** start Records supplied **
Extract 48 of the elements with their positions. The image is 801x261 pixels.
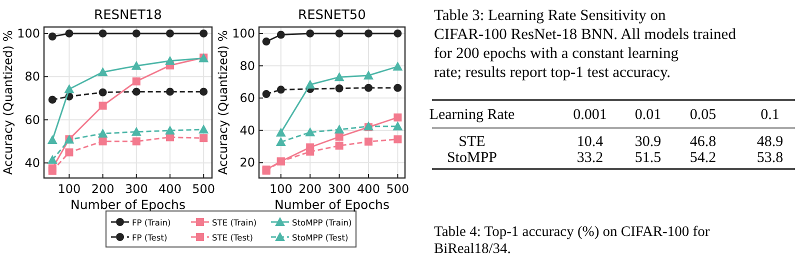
legend-label: STE (Test) <box>212 232 254 242</box>
caption: Table 4: Top-1 accuracy (%) on CIFAR-100 for BiReal18/34. <box>434 224 710 257</box>
text: 10.4 <box>576 134 604 150</box>
chart-title: RESNET50 <box>298 8 366 23</box>
chart-title: RESNET18 <box>94 8 162 23</box>
x-tick-label: 500 <box>192 182 216 196</box>
text: Table 3: Learning Rate Sensitivity on CIFAR-100 ResNet-18 BNN. All models trained for 200 epochs with a constant learning rate; results report top-1 test accuracy. <box>434 7 736 81</box>
text: 30.9 <box>634 134 662 150</box>
y-tick-label: 40 <box>240 123 255 138</box>
category-label: 0.1 <box>760 107 780 123</box>
legend-label: StoMPP (Test) <box>292 232 348 242</box>
x-tick-label: 500 <box>386 182 410 196</box>
x-tick-label: 400 <box>357 182 380 196</box>
x-tick-label: 100 <box>58 182 81 196</box>
y-tick-label: 20 <box>240 156 255 170</box>
x-tick-label: 300 <box>328 182 351 196</box>
category-label: 0.01 <box>634 107 662 123</box>
y-tick-label: 100 <box>17 26 40 40</box>
legend-label: FP (Train) <box>132 218 171 228</box>
x-tick-label: 400 <box>158 182 182 196</box>
y-axis-title: Accuracy (Quantized) % <box>1 30 15 175</box>
x-tick-label: 200 <box>91 182 114 196</box>
category-label: 0.001 <box>573 107 607 123</box>
legend-label: StoMPP (Train) <box>292 218 352 228</box>
category-label: STE <box>458 134 486 150</box>
y-tick-label: 100 <box>232 26 255 40</box>
y-axis-title: Accuracy (Quantized) % <box>216 30 230 175</box>
x-tick-label: 300 <box>124 182 148 196</box>
legend-label: FP (Test) <box>132 232 168 242</box>
y-tick-label: 60 <box>240 91 255 106</box>
text: 33.2 <box>576 150 604 166</box>
y-tick-label: 60 <box>24 112 40 127</box>
y-tick-label: 80 <box>24 70 40 84</box>
x-axis-title: Number of Epochs <box>70 197 186 212</box>
y-tick-label: 40 <box>24 156 40 170</box>
category-label: 0.05 <box>690 107 716 123</box>
text: 46.8 <box>690 134 716 150</box>
text: 54.2 <box>690 150 716 166</box>
text: 48.9 <box>756 134 784 150</box>
y-tick-label: 80 <box>240 58 255 73</box>
x-tick-label: 200 <box>298 182 322 196</box>
category-label: StoMPP <box>446 150 498 166</box>
x-axis-title: Number of Epochs <box>274 197 390 212</box>
legend-label: STE (Train) <box>212 218 257 228</box>
text: 53.8 <box>756 150 784 166</box>
text: 51.5 <box>634 150 662 166</box>
text: Learning Rate <box>429 107 516 123</box>
x-tick-label: 100 <box>269 182 292 196</box>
** end Records supplied **
• **Short problem**: Repeat all the lines above with "Number of Epochs" swapped for "Training Epochs" and nothing else changed. Leave the pictures out.

• **Correct result**:
Extract 48 of the elements with their positions. The image is 801x261 pixels.
legend-label: STE (Test) <box>212 232 254 242</box>
caption: Table 4: Top-1 accuracy (%) on CIFAR-100 for BiReal18/34. <box>434 224 710 257</box>
text: 10.4 <box>576 134 604 150</box>
chart-title: RESNET50 <box>298 8 366 23</box>
chart-title: RESNET18 <box>94 8 162 23</box>
x-tick-label: 500 <box>192 182 216 196</box>
text: Table 3: Learning Rate Sensitivity on CIFAR-100 ResNet-18 BNN. All models trained for 200 epochs with a constant learning rate; results report top-1 test accuracy. <box>434 7 736 81</box>
text: 30.9 <box>634 134 662 150</box>
y-tick-label: 40 <box>240 123 255 138</box>
category-label: 0.1 <box>760 107 780 123</box>
legend-label: StoMPP (Test) <box>292 232 348 242</box>
x-tick-label: 500 <box>386 182 410 196</box>
x-tick-label: 400 <box>357 182 380 196</box>
x-tick-label: 100 <box>58 182 81 196</box>
y-tick-label: 20 <box>240 156 255 170</box>
x-tick-label: 300 <box>328 182 351 196</box>
category-label: 0.01 <box>634 107 662 123</box>
y-tick-label: 100 <box>17 26 40 40</box>
legend-label: FP (Train) <box>132 218 171 228</box>
x-tick-label: 400 <box>158 182 182 196</box>
y-axis-title: Accuracy (Quantized) % <box>1 30 15 175</box>
x-tick-label: 200 <box>91 182 114 196</box>
category-label: 0.001 <box>573 107 607 123</box>
legend-label: StoMPP (Train) <box>292 218 352 228</box>
category-label: STE <box>458 134 486 150</box>
y-tick-label: 100 <box>232 26 255 40</box>
y-axis-title: Accuracy (Quantized) % <box>216 30 230 175</box>
x-tick-label: 300 <box>124 182 148 196</box>
legend-label: FP (Test) <box>132 232 168 242</box>
y-tick-label: 60 <box>240 91 255 106</box>
text: 33.2 <box>576 150 604 166</box>
y-tick-label: 60 <box>24 112 40 127</box>
y-tick-label: 80 <box>24 70 40 84</box>
x-axis-title: Training Epochs <box>70 197 186 212</box>
y-tick-label: 40 <box>24 156 40 170</box>
category-label: 0.05 <box>690 107 716 123</box>
text: 46.8 <box>690 134 716 150</box>
text: 54.2 <box>690 150 716 166</box>
text: 48.9 <box>756 134 784 150</box>
y-tick-label: 80 <box>240 58 255 73</box>
x-tick-label: 200 <box>298 182 322 196</box>
category-label: StoMPP <box>446 150 498 166</box>
x-axis-title: Training Epochs <box>274 197 390 212</box>
legend-label: STE (Train) <box>212 218 257 228</box>
text: 53.8 <box>756 150 784 166</box>
text: 51.5 <box>634 150 662 166</box>
text: Learning Rate <box>429 107 516 123</box>
x-tick-label: 100 <box>269 182 292 196</box>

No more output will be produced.